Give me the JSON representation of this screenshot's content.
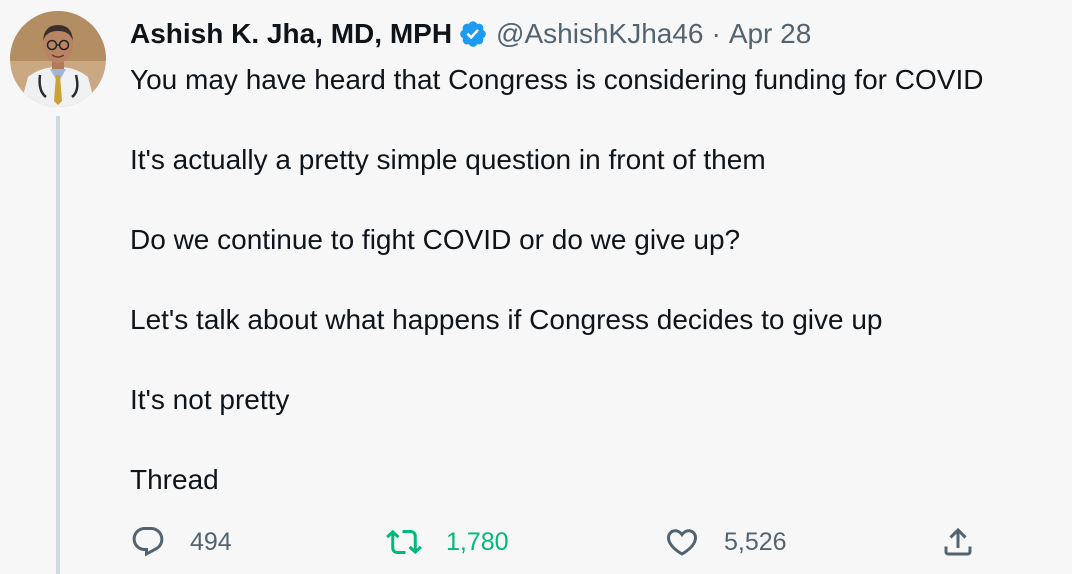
{
  "tweet": {
    "author": {
      "display_name": "Ashish K. Jha, MD, MPH",
      "handle": "@AshishKJha46",
      "verified": true,
      "avatar": "avatar-photo"
    },
    "separator": "·",
    "date": "Apr 28",
    "paragraphs": [
      "You may have heard that Congress is considering funding for COVID",
      "It's actually a pretty simple question in front of them",
      "Do we continue to fight COVID or do we give up?",
      "Let's talk about what happens if Congress decides to give up",
      "It's not pretty",
      "Thread"
    ],
    "actions": {
      "reply": {
        "icon": "reply-icon",
        "count": "494"
      },
      "retweet": {
        "icon": "retweet-icon",
        "count": "1,780",
        "active": true
      },
      "like": {
        "icon": "heart-icon",
        "count": "5,526"
      },
      "share": {
        "icon": "share-icon"
      }
    }
  },
  "colors": {
    "background": "#f7f7f8",
    "text": "#0f1419",
    "secondary": "#536471",
    "verified_blue": "#1d9bf0",
    "retweet_green": "#00ba7c",
    "thread_line": "#cfd9de"
  }
}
○ ○ ○ ○
**Written task:** Nothing in the entries should change as you copy them, except that the pictures are left out.

**Written answer:**
Give me the JSON representation of this screenshot's content.
{
  "tweet": {
    "author": {
      "display_name": "Ashish K. Jha, MD, MPH",
      "handle": "@AshishKJha46",
      "verified": true,
      "avatar": "avatar-photo"
    },
    "separator": "·",
    "date": "Apr 28",
    "paragraphs": [
      "You may have heard that Congress is considering funding for COVID",
      "It's actually a pretty simple question in front of them",
      "Do we continue to fight COVID or do we give up?",
      "Let's talk about what happens if Congress decides to give up",
      "It's not pretty",
      "Thread"
    ],
    "actions": {
      "reply": {
        "icon": "reply-icon",
        "count": "494"
      },
      "retweet": {
        "icon": "retweet-icon",
        "count": "1,780",
        "active": true
      },
      "like": {
        "icon": "heart-icon",
        "count": "5,526"
      },
      "share": {
        "icon": "share-icon"
      }
    }
  },
  "colors": {
    "background": "#f7f7f8",
    "text": "#0f1419",
    "secondary": "#536471",
    "verified_blue": "#1d9bf0",
    "retweet_green": "#00ba7c",
    "thread_line": "#cfd9de"
  }
}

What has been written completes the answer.